• Objective
Set down the full listing exactly as given. Any pictures are to be left out.
════════
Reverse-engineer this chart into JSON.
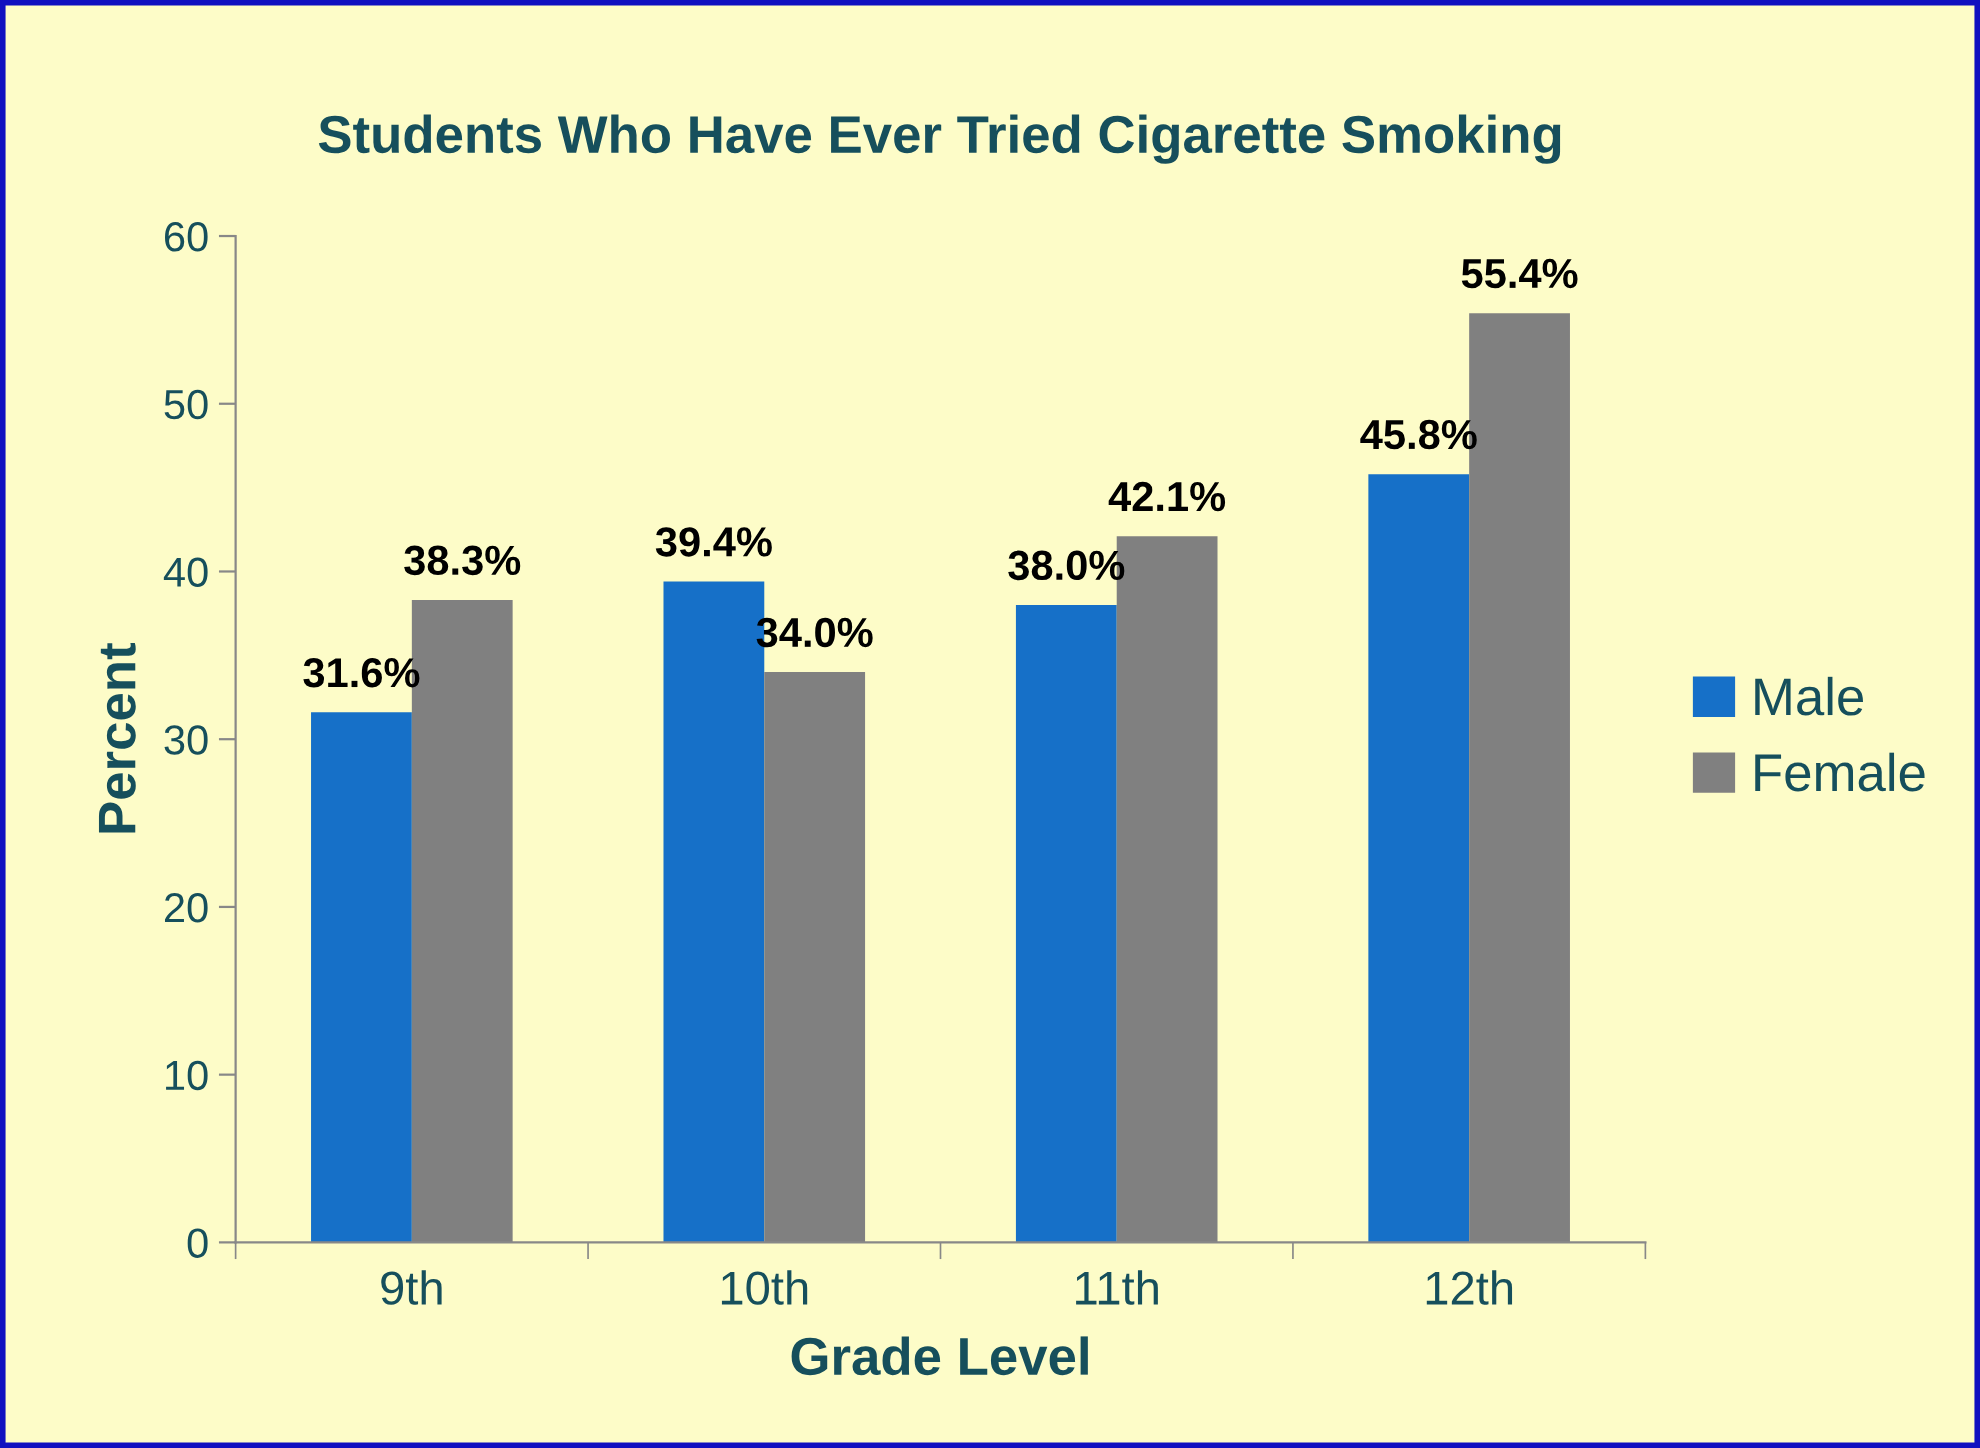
{
  "chart_data": {
    "type": "bar",
    "title": "Students Who Have Ever Tried Cigarette Smoking",
    "xlabel": "Grade Level",
    "ylabel": "Percent",
    "categories": [
      "9th",
      "10th",
      "11th",
      "12th"
    ],
    "series": [
      {
        "name": "Male",
        "color": "#1670c8",
        "values": [
          31.6,
          39.4,
          38.0,
          45.8
        ],
        "value_labels": [
          "31.6%",
          "39.4%",
          "38.0%",
          "45.8%"
        ]
      },
      {
        "name": "Female",
        "color": "#808080",
        "values": [
          38.3,
          34.0,
          42.1,
          55.4
        ],
        "value_labels": [
          "38.3%",
          "34.0%",
          "42.1%",
          "55.4%"
        ]
      }
    ],
    "ylim": [
      0,
      60
    ],
    "yticks": [
      0,
      10,
      20,
      30,
      40,
      50,
      60
    ],
    "grid": false,
    "legend": "right"
  }
}
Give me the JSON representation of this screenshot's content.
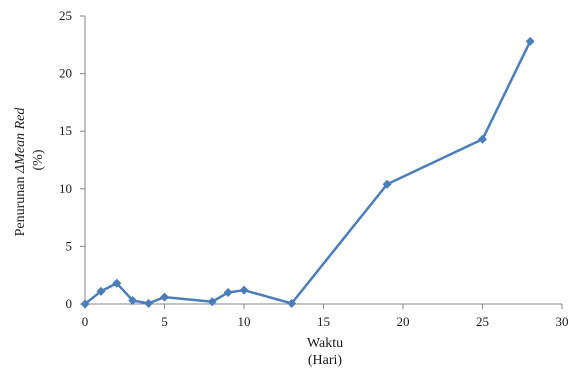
{
  "chart_data": {
    "type": "line",
    "title": "",
    "xlabel_line1": "Waktu",
    "xlabel_line2": "(Hari)",
    "ylabel_prefix": "Penurunan ",
    "ylabel_italic": "ΔMean Red",
    "ylabel_line2": "(%)",
    "xlim": [
      0,
      30
    ],
    "ylim": [
      0,
      25
    ],
    "x_ticks": [
      0,
      5,
      10,
      15,
      20,
      25,
      30
    ],
    "y_ticks": [
      0,
      5,
      10,
      15,
      20,
      25
    ],
    "grid": false,
    "legend": "none",
    "series": [
      {
        "color": "#4a7ebb",
        "marker": "diamond",
        "x": [
          0,
          1,
          2,
          3,
          4,
          5,
          8,
          9,
          10,
          13,
          19,
          25,
          28
        ],
        "y": [
          0,
          1.1,
          1.8,
          0.3,
          0.05,
          0.6,
          0.2,
          1.0,
          1.2,
          0.05,
          10.4,
          14.3,
          22.8
        ]
      }
    ]
  }
}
════════
• Answer to the exercise
Reverse-engineer this chart into JSON.
{
  "chart_data": {
    "type": "bar",
    "title": "Students Who Have Ever Tried Cigarette Smoking",
    "xlabel": "Grade Level",
    "ylabel": "Percent",
    "categories": [
      "9th",
      "10th",
      "11th",
      "12th"
    ],
    "series": [
      {
        "name": "Male",
        "color": "#1670c8",
        "values": [
          31.6,
          39.4,
          38.0,
          45.8
        ],
        "value_labels": [
          "31.6%",
          "39.4%",
          "38.0%",
          "45.8%"
        ]
      },
      {
        "name": "Female",
        "color": "#808080",
        "values": [
          38.3,
          34.0,
          42.1,
          55.4
        ],
        "value_labels": [
          "38.3%",
          "34.0%",
          "42.1%",
          "55.4%"
        ]
      }
    ],
    "ylim": [
      0,
      60
    ],
    "yticks": [
      0,
      10,
      20,
      30,
      40,
      50,
      60
    ],
    "grid": false,
    "legend": "right"
  }
}
Give me the JSON representation of this screenshot's content.
{
  "chart_data": {
    "type": "line",
    "title": "",
    "xlabel_line1": "Waktu",
    "xlabel_line2": "(Hari)",
    "ylabel_prefix": "Penurunan ",
    "ylabel_italic": "ΔMean Red",
    "ylabel_line2": "(%)",
    "xlim": [
      0,
      30
    ],
    "ylim": [
      0,
      25
    ],
    "x_ticks": [
      0,
      5,
      10,
      15,
      20,
      25,
      30
    ],
    "y_ticks": [
      0,
      5,
      10,
      15,
      20,
      25
    ],
    "grid": false,
    "legend": "none",
    "series": [
      {
        "color": "#4a7ebb",
        "marker": "diamond",
        "x": [
          0,
          1,
          2,
          3,
          4,
          5,
          8,
          9,
          10,
          13,
          19,
          25,
          28
        ],
        "y": [
          0,
          1.1,
          1.8,
          0.3,
          0.05,
          0.6,
          0.2,
          1.0,
          1.2,
          0.05,
          10.4,
          14.3,
          22.8
        ]
      }
    ]
  }
}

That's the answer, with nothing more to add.